### Set exercise
Your copy should contain exactly the lines from the one that holds "Extract the structured" through the end of the material, reproduced as written, with no pictures.

***** Data for the task *****

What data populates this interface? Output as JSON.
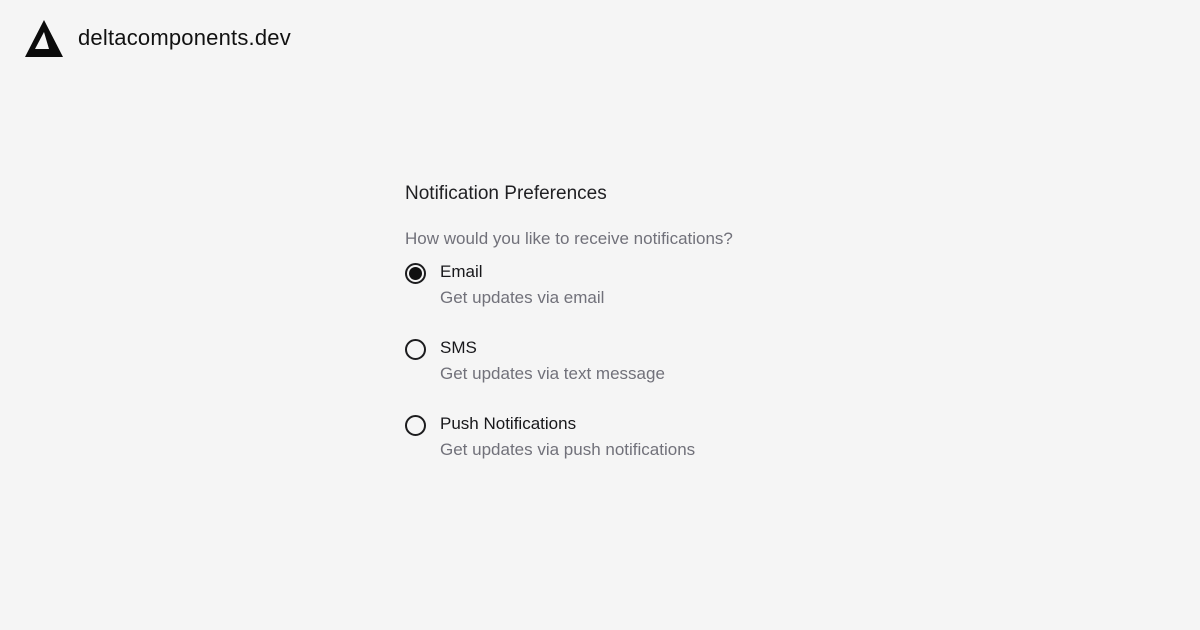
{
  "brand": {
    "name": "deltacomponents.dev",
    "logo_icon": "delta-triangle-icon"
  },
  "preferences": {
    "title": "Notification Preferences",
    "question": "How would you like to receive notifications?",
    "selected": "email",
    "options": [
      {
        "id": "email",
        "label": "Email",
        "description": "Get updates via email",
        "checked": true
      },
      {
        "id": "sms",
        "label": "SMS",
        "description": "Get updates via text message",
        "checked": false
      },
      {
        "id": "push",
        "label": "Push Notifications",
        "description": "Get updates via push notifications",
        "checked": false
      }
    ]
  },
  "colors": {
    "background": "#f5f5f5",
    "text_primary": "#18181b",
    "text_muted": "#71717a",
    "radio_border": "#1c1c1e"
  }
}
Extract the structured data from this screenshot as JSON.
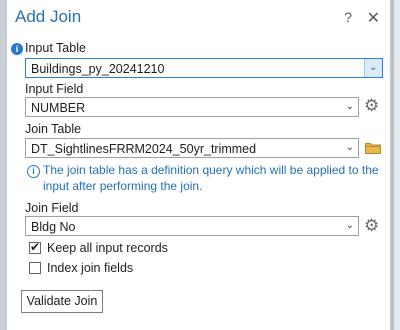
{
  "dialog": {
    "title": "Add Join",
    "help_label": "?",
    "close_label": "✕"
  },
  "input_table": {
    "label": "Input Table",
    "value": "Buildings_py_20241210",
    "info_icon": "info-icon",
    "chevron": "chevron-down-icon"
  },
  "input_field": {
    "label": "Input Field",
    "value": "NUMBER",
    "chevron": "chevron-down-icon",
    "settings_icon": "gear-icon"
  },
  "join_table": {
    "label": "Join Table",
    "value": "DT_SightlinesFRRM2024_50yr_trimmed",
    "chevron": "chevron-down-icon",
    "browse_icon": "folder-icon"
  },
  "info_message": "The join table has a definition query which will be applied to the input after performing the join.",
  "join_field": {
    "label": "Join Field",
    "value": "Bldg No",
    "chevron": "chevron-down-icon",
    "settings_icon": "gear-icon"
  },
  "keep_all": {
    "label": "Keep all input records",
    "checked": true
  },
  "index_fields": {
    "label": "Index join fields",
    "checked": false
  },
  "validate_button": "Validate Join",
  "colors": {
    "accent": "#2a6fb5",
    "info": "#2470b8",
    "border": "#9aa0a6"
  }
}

*****

### Correct output
Extract the structured data from this screenshot as JSON.
{
  "dialog": {
    "title": "Add Join",
    "help_label": "?",
    "close_label": "✕"
  },
  "input_table": {
    "label": "Input Table",
    "value": "Buildings_py_20241210",
    "info_icon": "info-icon",
    "chevron": "chevron-down-icon"
  },
  "input_field": {
    "label": "Input Field",
    "value": "NUMBER",
    "chevron": "chevron-down-icon",
    "settings_icon": "gear-icon"
  },
  "join_table": {
    "label": "Join Table",
    "value": "DT_SightlinesFRRM2024_50yr_trimmed",
    "chevron": "chevron-down-icon",
    "browse_icon": "folder-icon"
  },
  "info_message": "The join table has a definition query which will be applied to the input after performing the join.",
  "join_field": {
    "label": "Join Field",
    "value": "Bldg No",
    "chevron": "chevron-down-icon",
    "settings_icon": "gear-icon"
  },
  "keep_all": {
    "label": "Keep all input records",
    "checked": true
  },
  "index_fields": {
    "label": "Index join fields",
    "checked": false
  },
  "validate_button": "Validate Join",
  "colors": {
    "accent": "#2a6fb5",
    "info": "#2470b8",
    "border": "#9aa0a6"
  }
}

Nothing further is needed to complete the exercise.